§ Brief
Each record must be retyped in full. No character may differ.

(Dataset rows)
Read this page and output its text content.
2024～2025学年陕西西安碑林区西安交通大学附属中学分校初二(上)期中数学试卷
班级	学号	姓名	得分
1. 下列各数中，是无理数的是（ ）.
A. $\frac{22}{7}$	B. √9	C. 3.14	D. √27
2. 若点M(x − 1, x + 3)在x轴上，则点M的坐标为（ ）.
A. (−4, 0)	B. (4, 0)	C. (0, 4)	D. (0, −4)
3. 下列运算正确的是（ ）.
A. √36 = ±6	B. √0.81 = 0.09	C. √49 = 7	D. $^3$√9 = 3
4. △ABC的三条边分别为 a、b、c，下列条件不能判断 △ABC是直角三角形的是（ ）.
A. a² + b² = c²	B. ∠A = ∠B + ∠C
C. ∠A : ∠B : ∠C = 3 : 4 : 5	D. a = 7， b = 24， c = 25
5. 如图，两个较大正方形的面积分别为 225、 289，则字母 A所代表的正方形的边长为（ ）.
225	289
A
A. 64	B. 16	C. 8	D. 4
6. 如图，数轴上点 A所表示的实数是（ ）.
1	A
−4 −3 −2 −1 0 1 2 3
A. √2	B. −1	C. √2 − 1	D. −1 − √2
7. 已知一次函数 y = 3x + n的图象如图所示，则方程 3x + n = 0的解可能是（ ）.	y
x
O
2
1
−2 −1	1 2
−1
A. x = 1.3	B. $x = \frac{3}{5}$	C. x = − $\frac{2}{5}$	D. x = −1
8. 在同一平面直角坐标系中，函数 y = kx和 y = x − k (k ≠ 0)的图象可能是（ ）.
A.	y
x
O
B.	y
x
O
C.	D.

§ Exercise response
Read this page and output its text content.
2024～2025学年陕西西安碑林区西安交通大学附属中学分校初二(上)期中数学试卷
班级	学号	姓名	得分
1. 下列各数中，是无理数的是（ ）.
A. $\frac{22}{7}$	B. √9	C. 3.14	D. √27
2. 若点M(x − 1, x + 3)在x轴上，则点M的坐标为（ ）.
A. (−4, 0)	B. (4, 0)	C. (0, 4)	D. (0, −4)
3. 下列运算正确的是（ ）.
A. √36 = ±6	B. √0.81 = 0.09	C. √49 = 7	D. $^3$√9 = 3
4. △ABC的三条边分别为 a、b、c，下列条件不能判断 △ABC是直角三角形的是（ ）.
A. a² + b² = c²	B. ∠A = ∠B + ∠C
C. ∠A : ∠B : ∠C = 3 : 4 : 5	D. a = 7， b = 24， c = 25
5. 如图，两个较大正方形的面积分别为 225、 289，则字母 A所代表的正方形的边长为（ ）.
225	289
A
A. 64	B. 16	C. 8	D. 4
6. 如图，数轴上点 A所表示的实数是（ ）.
1	A
−4 −3 −2 −1 0 1 2 3
A. √2	B. −1	C. √2 − 1	D. −1 − √2
7. 已知一次函数 y = 3x + n的图象如图所示，则方程 3x + n = 0的解可能是（ ）.	y
x
O
2
1
−2 −1	1 2
−1
A. x = 1.3	B. $x = \frac{3}{5}$	C. x = − $\frac{2}{5}$	D. x = −1
8. 在同一平面直角坐标系中，函数 y = kx和 y = x − k (k ≠ 0)的图象可能是（ ）.
A.	y
x
O
B.	y
x
O
C.	D.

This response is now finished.